━━ DATA LINES ━━

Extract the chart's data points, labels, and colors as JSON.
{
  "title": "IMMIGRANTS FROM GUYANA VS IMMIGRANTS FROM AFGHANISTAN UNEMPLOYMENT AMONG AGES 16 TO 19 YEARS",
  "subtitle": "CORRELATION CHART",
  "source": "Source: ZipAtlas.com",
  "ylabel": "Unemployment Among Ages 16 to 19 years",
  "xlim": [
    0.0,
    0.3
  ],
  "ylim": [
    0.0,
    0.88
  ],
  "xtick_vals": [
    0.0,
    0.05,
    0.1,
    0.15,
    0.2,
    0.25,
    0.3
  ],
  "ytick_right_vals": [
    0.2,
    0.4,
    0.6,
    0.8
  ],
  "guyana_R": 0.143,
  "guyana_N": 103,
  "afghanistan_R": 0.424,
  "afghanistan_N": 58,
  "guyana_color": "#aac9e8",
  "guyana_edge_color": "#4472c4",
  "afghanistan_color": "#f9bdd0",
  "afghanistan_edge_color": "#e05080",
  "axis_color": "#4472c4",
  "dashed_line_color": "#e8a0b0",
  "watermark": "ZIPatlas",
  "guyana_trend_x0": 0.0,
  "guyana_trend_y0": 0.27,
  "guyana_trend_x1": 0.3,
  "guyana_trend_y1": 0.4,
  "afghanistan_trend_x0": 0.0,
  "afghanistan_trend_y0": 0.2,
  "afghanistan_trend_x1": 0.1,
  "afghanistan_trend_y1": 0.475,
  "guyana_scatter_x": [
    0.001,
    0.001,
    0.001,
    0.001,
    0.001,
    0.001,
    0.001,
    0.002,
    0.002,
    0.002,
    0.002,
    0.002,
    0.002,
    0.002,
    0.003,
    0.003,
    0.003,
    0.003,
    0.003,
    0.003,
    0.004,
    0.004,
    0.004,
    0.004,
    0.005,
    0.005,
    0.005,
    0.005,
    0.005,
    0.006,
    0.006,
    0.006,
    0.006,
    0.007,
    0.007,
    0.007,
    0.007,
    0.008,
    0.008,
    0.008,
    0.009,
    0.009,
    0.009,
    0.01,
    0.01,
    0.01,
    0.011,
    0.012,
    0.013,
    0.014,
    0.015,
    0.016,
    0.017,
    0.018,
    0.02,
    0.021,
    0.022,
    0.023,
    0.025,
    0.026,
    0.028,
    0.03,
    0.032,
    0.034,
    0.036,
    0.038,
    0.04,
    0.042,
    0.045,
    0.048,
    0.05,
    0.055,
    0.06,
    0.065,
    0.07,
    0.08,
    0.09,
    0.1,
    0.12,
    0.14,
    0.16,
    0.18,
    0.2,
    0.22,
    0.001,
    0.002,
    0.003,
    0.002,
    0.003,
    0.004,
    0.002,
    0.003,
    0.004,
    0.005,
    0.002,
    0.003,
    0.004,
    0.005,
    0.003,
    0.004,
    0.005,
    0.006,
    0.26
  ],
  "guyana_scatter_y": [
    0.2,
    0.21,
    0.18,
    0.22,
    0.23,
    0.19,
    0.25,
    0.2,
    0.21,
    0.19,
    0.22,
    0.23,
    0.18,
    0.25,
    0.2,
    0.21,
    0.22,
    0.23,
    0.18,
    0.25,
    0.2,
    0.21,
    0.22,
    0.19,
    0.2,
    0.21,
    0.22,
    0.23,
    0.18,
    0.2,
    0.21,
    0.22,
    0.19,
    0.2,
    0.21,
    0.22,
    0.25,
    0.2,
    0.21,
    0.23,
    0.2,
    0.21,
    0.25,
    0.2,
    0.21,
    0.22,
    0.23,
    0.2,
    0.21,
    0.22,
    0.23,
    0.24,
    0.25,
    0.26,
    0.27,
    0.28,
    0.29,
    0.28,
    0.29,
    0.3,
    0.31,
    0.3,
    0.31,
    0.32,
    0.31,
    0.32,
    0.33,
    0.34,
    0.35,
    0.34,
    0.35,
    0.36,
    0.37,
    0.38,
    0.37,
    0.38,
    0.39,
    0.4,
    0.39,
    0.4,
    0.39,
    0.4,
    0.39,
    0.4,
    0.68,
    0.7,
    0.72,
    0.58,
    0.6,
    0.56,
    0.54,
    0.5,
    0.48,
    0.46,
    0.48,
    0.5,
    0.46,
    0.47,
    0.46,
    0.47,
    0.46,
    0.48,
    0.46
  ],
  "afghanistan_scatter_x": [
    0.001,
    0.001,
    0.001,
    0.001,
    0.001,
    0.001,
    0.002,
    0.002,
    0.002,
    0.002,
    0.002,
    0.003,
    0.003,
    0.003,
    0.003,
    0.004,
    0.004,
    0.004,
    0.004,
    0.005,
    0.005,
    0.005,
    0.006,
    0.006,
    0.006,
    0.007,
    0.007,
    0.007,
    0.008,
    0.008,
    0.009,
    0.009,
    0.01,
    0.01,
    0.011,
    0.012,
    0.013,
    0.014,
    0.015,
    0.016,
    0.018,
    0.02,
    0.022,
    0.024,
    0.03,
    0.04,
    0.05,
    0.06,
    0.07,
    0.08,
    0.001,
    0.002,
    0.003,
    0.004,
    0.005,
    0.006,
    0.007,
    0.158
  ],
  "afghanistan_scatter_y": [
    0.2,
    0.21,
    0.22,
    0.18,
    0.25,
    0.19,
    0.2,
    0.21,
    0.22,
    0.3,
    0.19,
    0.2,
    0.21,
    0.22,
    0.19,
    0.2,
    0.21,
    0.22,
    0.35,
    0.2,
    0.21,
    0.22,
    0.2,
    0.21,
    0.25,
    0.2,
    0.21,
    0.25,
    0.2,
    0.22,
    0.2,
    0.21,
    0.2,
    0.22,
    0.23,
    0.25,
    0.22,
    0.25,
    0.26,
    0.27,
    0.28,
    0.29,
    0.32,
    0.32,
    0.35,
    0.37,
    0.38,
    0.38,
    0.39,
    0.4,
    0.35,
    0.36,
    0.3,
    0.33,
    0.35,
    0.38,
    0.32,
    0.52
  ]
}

━━━

# [EXERCISE REQUIREMENTS]
Above are the records; copy all of them exactly.

# [OUTPUT BELOW]
Extract the chart's data points, labels, and colors as JSON.
{
  "title": "IMMIGRANTS FROM GUYANA VS IMMIGRANTS FROM AFGHANISTAN UNEMPLOYMENT AMONG AGES 16 TO 19 YEARS",
  "subtitle": "CORRELATION CHART",
  "source": "Source: ZipAtlas.com",
  "ylabel": "Unemployment Among Ages 16 to 19 years",
  "xlim": [
    0.0,
    0.3
  ],
  "ylim": [
    0.0,
    0.88
  ],
  "xtick_vals": [
    0.0,
    0.05,
    0.1,
    0.15,
    0.2,
    0.25,
    0.3
  ],
  "ytick_right_vals": [
    0.2,
    0.4,
    0.6,
    0.8
  ],
  "guyana_R": 0.143,
  "guyana_N": 103,
  "afghanistan_R": 0.424,
  "afghanistan_N": 58,
  "guyana_color": "#aac9e8",
  "guyana_edge_color": "#4472c4",
  "afghanistan_color": "#f9bdd0",
  "afghanistan_edge_color": "#e05080",
  "axis_color": "#4472c4",
  "dashed_line_color": "#e8a0b0",
  "watermark": "ZIPatlas",
  "guyana_trend_x0": 0.0,
  "guyana_trend_y0": 0.27,
  "guyana_trend_x1": 0.3,
  "guyana_trend_y1": 0.4,
  "afghanistan_trend_x0": 0.0,
  "afghanistan_trend_y0": 0.2,
  "afghanistan_trend_x1": 0.1,
  "afghanistan_trend_y1": 0.475,
  "guyana_scatter_x": [
    0.001,
    0.001,
    0.001,
    0.001,
    0.001,
    0.001,
    0.001,
    0.002,
    0.002,
    0.002,
    0.002,
    0.002,
    0.002,
    0.002,
    0.003,
    0.003,
    0.003,
    0.003,
    0.003,
    0.003,
    0.004,
    0.004,
    0.004,
    0.004,
    0.005,
    0.005,
    0.005,
    0.005,
    0.005,
    0.006,
    0.006,
    0.006,
    0.006,
    0.007,
    0.007,
    0.007,
    0.007,
    0.008,
    0.008,
    0.008,
    0.009,
    0.009,
    0.009,
    0.01,
    0.01,
    0.01,
    0.011,
    0.012,
    0.013,
    0.014,
    0.015,
    0.016,
    0.017,
    0.018,
    0.02,
    0.021,
    0.022,
    0.023,
    0.025,
    0.026,
    0.028,
    0.03,
    0.032,
    0.034,
    0.036,
    0.038,
    0.04,
    0.042,
    0.045,
    0.048,
    0.05,
    0.055,
    0.06,
    0.065,
    0.07,
    0.08,
    0.09,
    0.1,
    0.12,
    0.14,
    0.16,
    0.18,
    0.2,
    0.22,
    0.001,
    0.002,
    0.003,
    0.002,
    0.003,
    0.004,
    0.002,
    0.003,
    0.004,
    0.005,
    0.002,
    0.003,
    0.004,
    0.005,
    0.003,
    0.004,
    0.005,
    0.006,
    0.26
  ],
  "guyana_scatter_y": [
    0.2,
    0.21,
    0.18,
    0.22,
    0.23,
    0.19,
    0.25,
    0.2,
    0.21,
    0.19,
    0.22,
    0.23,
    0.18,
    0.25,
    0.2,
    0.21,
    0.22,
    0.23,
    0.18,
    0.25,
    0.2,
    0.21,
    0.22,
    0.19,
    0.2,
    0.21,
    0.22,
    0.23,
    0.18,
    0.2,
    0.21,
    0.22,
    0.19,
    0.2,
    0.21,
    0.22,
    0.25,
    0.2,
    0.21,
    0.23,
    0.2,
    0.21,
    0.25,
    0.2,
    0.21,
    0.22,
    0.23,
    0.2,
    0.21,
    0.22,
    0.23,
    0.24,
    0.25,
    0.26,
    0.27,
    0.28,
    0.29,
    0.28,
    0.29,
    0.3,
    0.31,
    0.3,
    0.31,
    0.32,
    0.31,
    0.32,
    0.33,
    0.34,
    0.35,
    0.34,
    0.35,
    0.36,
    0.37,
    0.38,
    0.37,
    0.38,
    0.39,
    0.4,
    0.39,
    0.4,
    0.39,
    0.4,
    0.39,
    0.4,
    0.68,
    0.7,
    0.72,
    0.58,
    0.6,
    0.56,
    0.54,
    0.5,
    0.48,
    0.46,
    0.48,
    0.5,
    0.46,
    0.47,
    0.46,
    0.47,
    0.46,
    0.48,
    0.46
  ],
  "afghanistan_scatter_x": [
    0.001,
    0.001,
    0.001,
    0.001,
    0.001,
    0.001,
    0.002,
    0.002,
    0.002,
    0.002,
    0.002,
    0.003,
    0.003,
    0.003,
    0.003,
    0.004,
    0.004,
    0.004,
    0.004,
    0.005,
    0.005,
    0.005,
    0.006,
    0.006,
    0.006,
    0.007,
    0.007,
    0.007,
    0.008,
    0.008,
    0.009,
    0.009,
    0.01,
    0.01,
    0.011,
    0.012,
    0.013,
    0.014,
    0.015,
    0.016,
    0.018,
    0.02,
    0.022,
    0.024,
    0.03,
    0.04,
    0.05,
    0.06,
    0.07,
    0.08,
    0.001,
    0.002,
    0.003,
    0.004,
    0.005,
    0.006,
    0.007,
    0.158
  ],
  "afghanistan_scatter_y": [
    0.2,
    0.21,
    0.22,
    0.18,
    0.25,
    0.19,
    0.2,
    0.21,
    0.22,
    0.3,
    0.19,
    0.2,
    0.21,
    0.22,
    0.19,
    0.2,
    0.21,
    0.22,
    0.35,
    0.2,
    0.21,
    0.22,
    0.2,
    0.21,
    0.25,
    0.2,
    0.21,
    0.25,
    0.2,
    0.22,
    0.2,
    0.21,
    0.2,
    0.22,
    0.23,
    0.25,
    0.22,
    0.25,
    0.26,
    0.27,
    0.28,
    0.29,
    0.32,
    0.32,
    0.35,
    0.37,
    0.38,
    0.38,
    0.39,
    0.4,
    0.35,
    0.36,
    0.3,
    0.33,
    0.35,
    0.38,
    0.32,
    0.52
  ]
}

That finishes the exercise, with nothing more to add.